(Records from a collection of figures)
= = = = = = =

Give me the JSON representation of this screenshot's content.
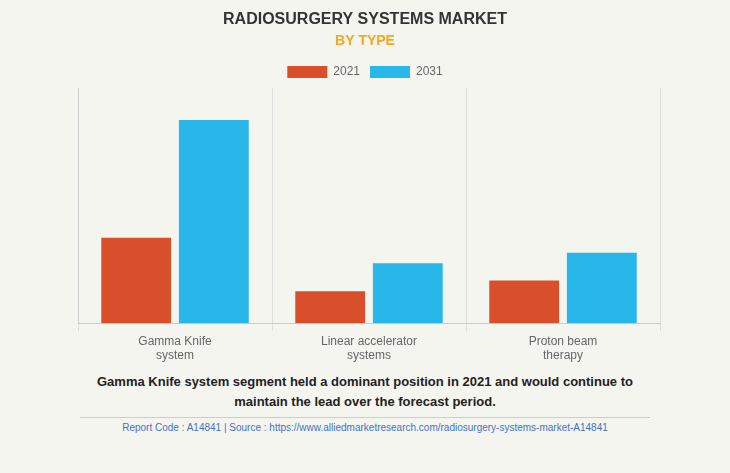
{
  "chart_data": {
    "type": "bar",
    "title": "RADIOSURGERY SYSTEMS MARKET",
    "subtitle": "BY TYPE",
    "categories": [
      "Gamma Knife\nsystem",
      "Linear accelerator\nsystems",
      "Proton beam\ntherapy"
    ],
    "series": [
      {
        "name": "2021",
        "color": "#d94f2b",
        "values": [
          4.0,
          1.5,
          2.0
        ]
      },
      {
        "name": "2031",
        "color": "#29b6e8",
        "values": [
          9.5,
          2.8,
          3.3
        ]
      }
    ],
    "ylim": [
      0,
      11
    ],
    "grid": "x",
    "tick_labels": "x",
    "legend": "top",
    "annotations": [
      "Gamma Knife system segment held a dominant position in 2021 and would continue to\nmaintain the lead over the forecast period.",
      "Report Code : A14841  |  Source : https://www.alliedmarketresearch.com/radiosurgery-systems-market-A14841"
    ]
  }
}
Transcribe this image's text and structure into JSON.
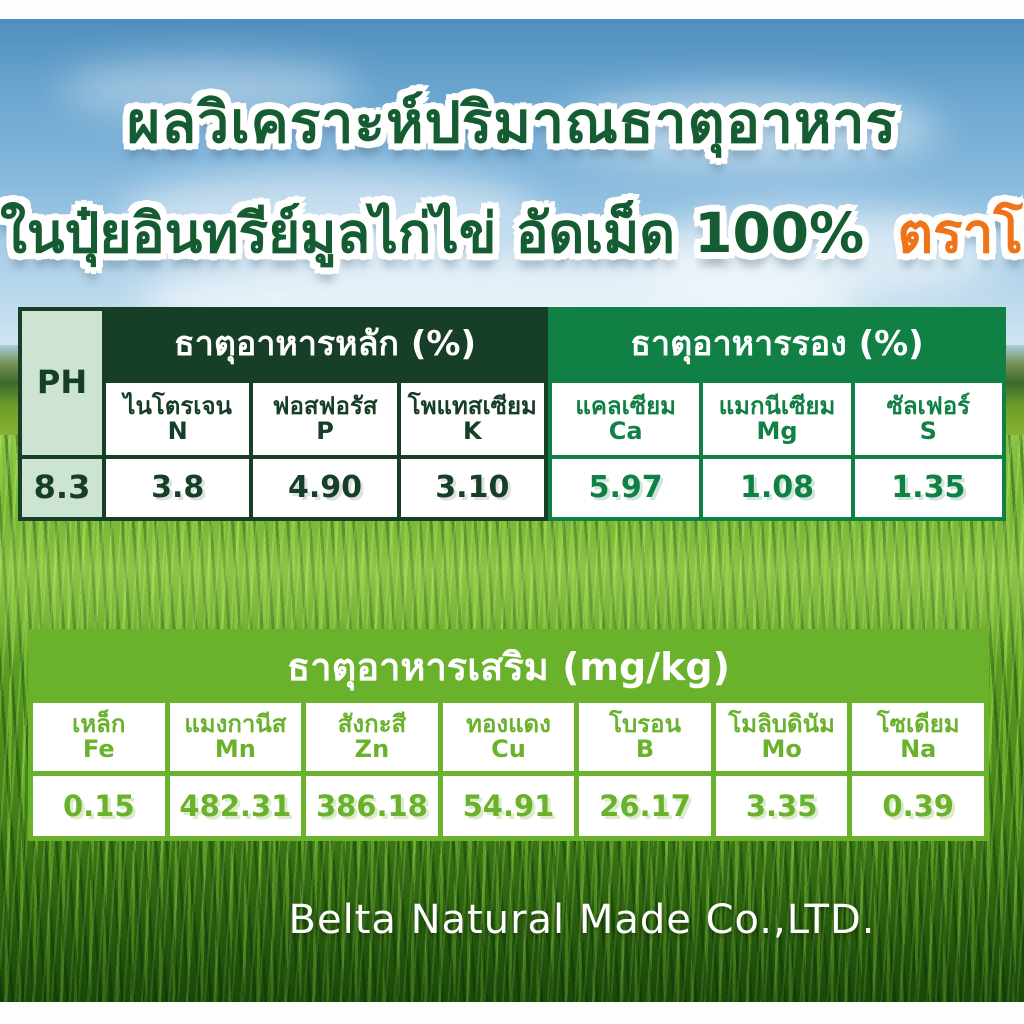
{
  "titles": {
    "line1": "ผลวิเคราะห์ปริมาณธาตุอาหาร",
    "line2_main": "ในปุ๋ยอินทรีย์มูลไก่ไข่ อัดเม็ด 100%",
    "line2_brand": "ตราโทริ"
  },
  "colors": {
    "dark_green": "#173f27",
    "title_green": "#155c33",
    "medium_green": "#108045",
    "bright_green": "#6ab22c",
    "mint": "#cde4d3",
    "brand_orange": "#ef7419"
  },
  "table_main": {
    "ph_label": "PH",
    "ph_value": "8.3",
    "primary_header": "ธาตุอาหารหลัก (%)",
    "secondary_header": "ธาตุอาหารรอง (%)",
    "primary_columns": [
      {
        "name": "ไนโตรเจน",
        "symbol": "N",
        "value": "3.8"
      },
      {
        "name": "ฟอสฟอรัส",
        "symbol": "P",
        "value": "4.90"
      },
      {
        "name": "โพแทสเซียม",
        "symbol": "K",
        "value": "3.10"
      }
    ],
    "secondary_columns": [
      {
        "name": "แคลเซียม",
        "symbol": "Ca",
        "value": "5.97"
      },
      {
        "name": "แมกนีเซียม",
        "symbol": "Mg",
        "value": "1.08"
      },
      {
        "name": "ซัลเฟอร์",
        "symbol": "S",
        "value": "1.35"
      }
    ]
  },
  "table_trace": {
    "header": "ธาตุอาหารเสริม (mg/kg)",
    "columns": [
      {
        "name": "เหล็ก",
        "symbol": "Fe",
        "value": "0.15"
      },
      {
        "name": "แมงกานีส",
        "symbol": "Mn",
        "value": "482.31"
      },
      {
        "name": "สังกะสี",
        "symbol": "Zn",
        "value": "386.18"
      },
      {
        "name": "ทองแดง",
        "symbol": "Cu",
        "value": "54.91"
      },
      {
        "name": "โบรอน",
        "symbol": "B",
        "value": "26.17"
      },
      {
        "name": "โมลิบดินัม",
        "symbol": "Mo",
        "value": "3.35"
      },
      {
        "name": "โซเดียม",
        "symbol": "Na",
        "value": "0.39"
      }
    ]
  },
  "footer": {
    "company": "Belta Natural Made Co.,LTD."
  },
  "chart_data": [
    {
      "type": "table",
      "title": "ธาตุอาหารหลัก (%) / ธาตุอาหารรอง (%)",
      "columns": [
        "PH",
        "ไนโตรเจน N",
        "ฟอสฟอรัส P",
        "โพแทสเซียม K",
        "แคลเซียม Ca",
        "แมกนีเซียม Mg",
        "ซัลเฟอร์ S"
      ],
      "rows": [
        [
          "8.3",
          "3.8",
          "4.90",
          "3.10",
          "5.97",
          "1.08",
          "1.35"
        ]
      ]
    },
    {
      "type": "table",
      "title": "ธาตุอาหารเสริม (mg/kg)",
      "columns": [
        "เหล็ก Fe",
        "แมงกานีส Mn",
        "สังกะสี Zn",
        "ทองแดง Cu",
        "โบรอน B",
        "โมลิบดินัม Mo",
        "โซเดียม Na"
      ],
      "rows": [
        [
          "0.15",
          "482.31",
          "386.18",
          "54.91",
          "26.17",
          "3.35",
          "0.39"
        ]
      ]
    }
  ]
}
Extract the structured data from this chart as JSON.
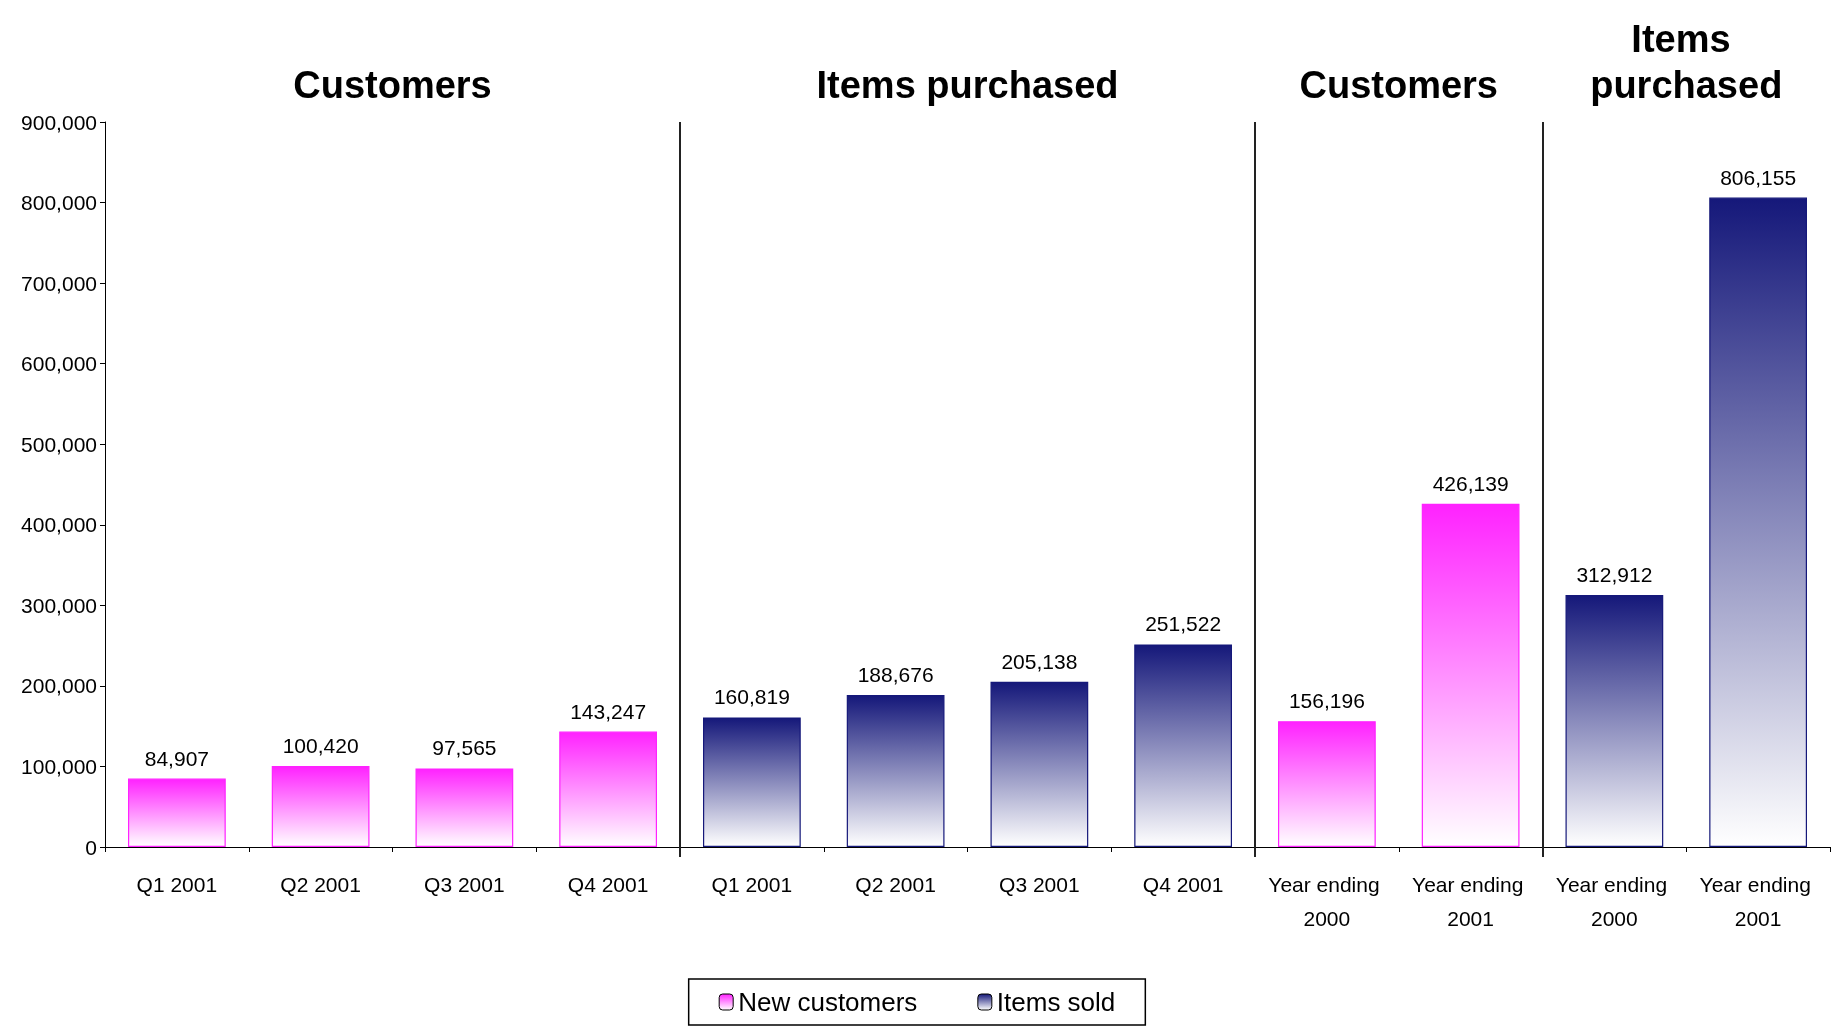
{
  "chart_data": {
    "type": "bar",
    "stacked": true,
    "categories": [
      "Q1 2001",
      "Q2 2001",
      "Q3 2001",
      "Q4 2001",
      "Q1 2001",
      "Q2 2001",
      "Q3 2001",
      "Q4 2001",
      "Year ending 2000",
      "Year ending 2001",
      "Year ending 2000",
      "Year ending 2001"
    ],
    "series": [
      {
        "name": "New customers",
        "color": "#ff22ff",
        "values": [
          84907,
          100420,
          97565,
          143247,
          null,
          null,
          null,
          null,
          156196,
          426139,
          null,
          null
        ],
        "value_labels": [
          "84,907",
          "100,420",
          "97,565",
          "143,247",
          null,
          null,
          null,
          null,
          "156,196",
          "426,139",
          null,
          null
        ]
      },
      {
        "name": "Items sold",
        "color": "#15187a",
        "values": [
          null,
          null,
          null,
          null,
          160819,
          188676,
          205138,
          251522,
          null,
          null,
          312912,
          806155
        ],
        "value_labels": [
          null,
          null,
          null,
          null,
          "160,819",
          "188,676",
          "205,138",
          "251,522",
          null,
          null,
          "312,912",
          "806,155"
        ]
      }
    ],
    "annotations": [
      "Customers",
      "Items purchased",
      "Customers",
      "Items purchased"
    ],
    "ylim": [
      0,
      900000
    ],
    "yticks": [
      {
        "value": 0,
        "label": "0"
      },
      {
        "value": 100000,
        "label": "100,000"
      },
      {
        "value": 200000,
        "label": "200,000"
      },
      {
        "value": 300000,
        "label": "300,000"
      },
      {
        "value": 400000,
        "label": "400,000"
      },
      {
        "value": 500000,
        "label": "500,000"
      },
      {
        "value": 600000,
        "label": "600,000"
      },
      {
        "value": 700000,
        "label": "700,000"
      },
      {
        "value": 800000,
        "label": "800,000"
      },
      {
        "value": 900000,
        "label": "900,000"
      }
    ],
    "grid": false,
    "legend": "bottom"
  }
}
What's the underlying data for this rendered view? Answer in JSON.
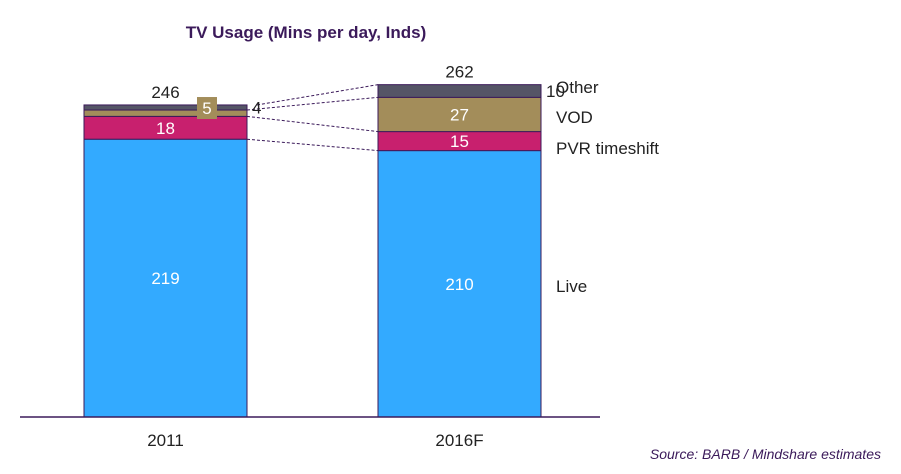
{
  "chart_data": {
    "type": "bar",
    "stacked": true,
    "title": "TV Usage (Mins per day, Inds)",
    "categories": [
      "2011",
      "2016F"
    ],
    "totals": [
      "246",
      "262"
    ],
    "series": [
      {
        "name": "Live",
        "values": [
          219,
          210
        ],
        "color": "#33aaff",
        "labels": [
          "219",
          "210"
        ]
      },
      {
        "name": "PVR timeshift",
        "values": [
          18,
          15
        ],
        "color": "#c8206e",
        "labels": [
          "18",
          "15"
        ]
      },
      {
        "name": "VOD",
        "values": [
          5,
          27
        ],
        "color": "#a38d5a",
        "labels": [
          "5",
          "27"
        ]
      },
      {
        "name": "Other",
        "values": [
          4,
          10
        ],
        "color": "#555566",
        "labels": [
          "4",
          "10"
        ]
      }
    ],
    "legend": [
      "Other",
      "VOD",
      "PVR timeshift",
      "Live"
    ],
    "source": "Source: BARB / Mindshare estimates"
  }
}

= = = = = = =

(Instructions for the task) Scan the records above for the string "อาหารรอง", then select every line that holds it.

(Finished answer)
    "secondary_header": "ธาตุอาหารรอง (%)",
      "title": "ธาตุอาหารหลัก (%) / ธาตุอาหารรอง (%)",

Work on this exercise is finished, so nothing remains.